-- Begin --

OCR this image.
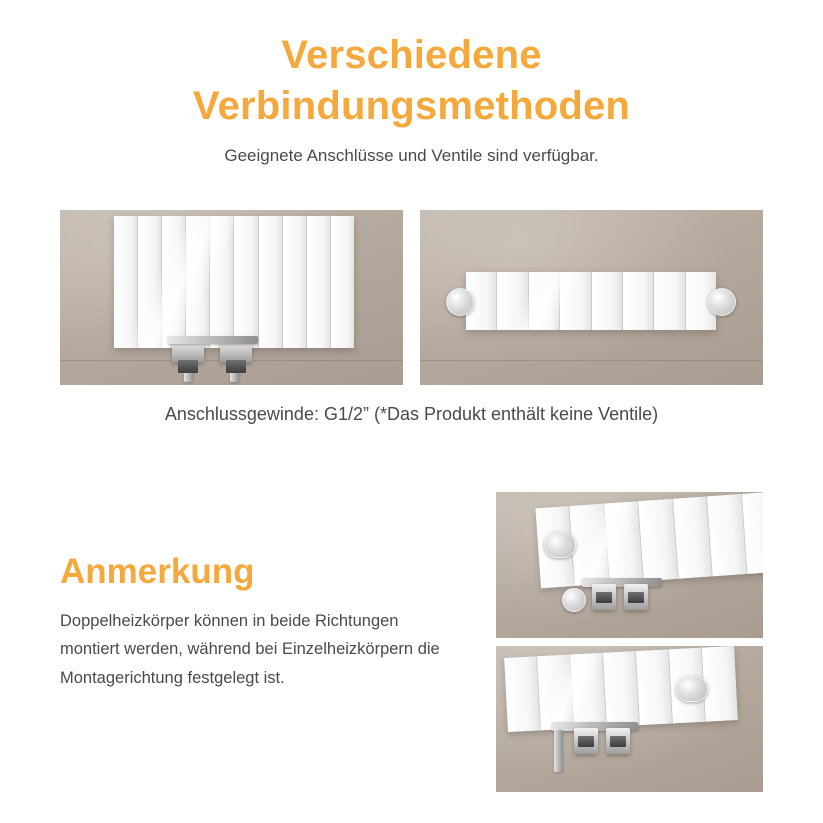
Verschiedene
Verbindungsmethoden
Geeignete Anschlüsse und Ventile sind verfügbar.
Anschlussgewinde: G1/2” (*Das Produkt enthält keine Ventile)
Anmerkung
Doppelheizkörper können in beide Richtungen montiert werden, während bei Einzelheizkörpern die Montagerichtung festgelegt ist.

-- End --
-- Begin --

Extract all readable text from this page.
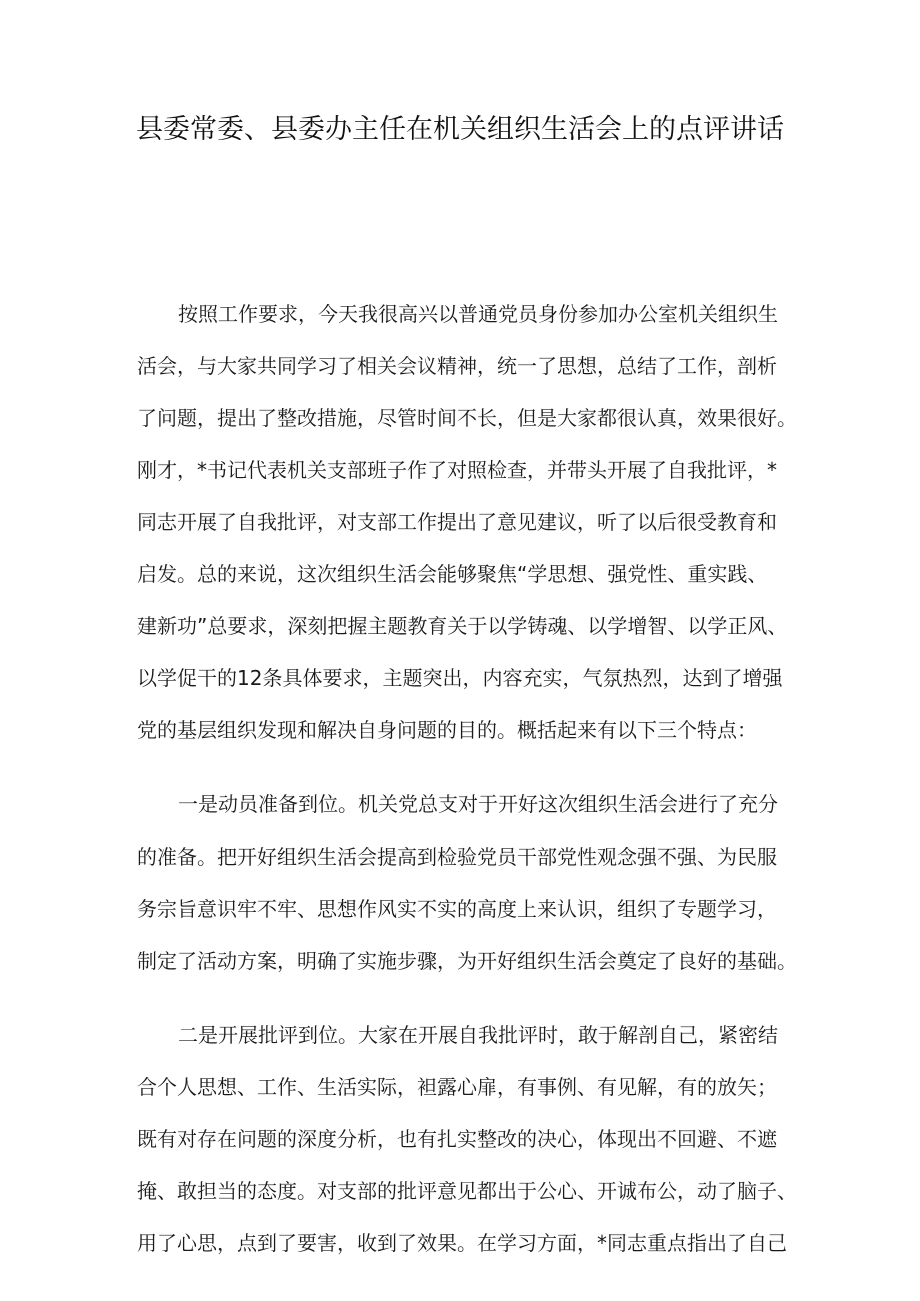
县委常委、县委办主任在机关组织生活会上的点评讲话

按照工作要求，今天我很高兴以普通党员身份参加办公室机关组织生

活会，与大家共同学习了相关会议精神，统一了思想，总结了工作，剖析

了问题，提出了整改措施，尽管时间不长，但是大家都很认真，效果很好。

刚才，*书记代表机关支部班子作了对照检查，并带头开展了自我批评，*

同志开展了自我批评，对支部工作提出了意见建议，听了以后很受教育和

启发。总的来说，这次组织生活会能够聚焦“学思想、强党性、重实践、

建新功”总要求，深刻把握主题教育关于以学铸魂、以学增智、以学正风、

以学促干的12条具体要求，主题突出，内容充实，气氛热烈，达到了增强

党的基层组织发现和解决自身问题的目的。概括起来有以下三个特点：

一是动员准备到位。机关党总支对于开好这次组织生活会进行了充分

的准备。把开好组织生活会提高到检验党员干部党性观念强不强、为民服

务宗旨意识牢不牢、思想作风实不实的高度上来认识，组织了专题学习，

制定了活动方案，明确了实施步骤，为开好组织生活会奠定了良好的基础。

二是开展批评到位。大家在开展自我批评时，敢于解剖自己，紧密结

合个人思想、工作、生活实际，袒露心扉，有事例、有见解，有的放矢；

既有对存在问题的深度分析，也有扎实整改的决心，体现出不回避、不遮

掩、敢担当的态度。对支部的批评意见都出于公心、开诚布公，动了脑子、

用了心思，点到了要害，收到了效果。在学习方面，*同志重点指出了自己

-- End --

EXERCISE TASK
Copy every line of the records above that contains "this".

WORKED ANSWER
OCR this image.
Extract all readable text from this page.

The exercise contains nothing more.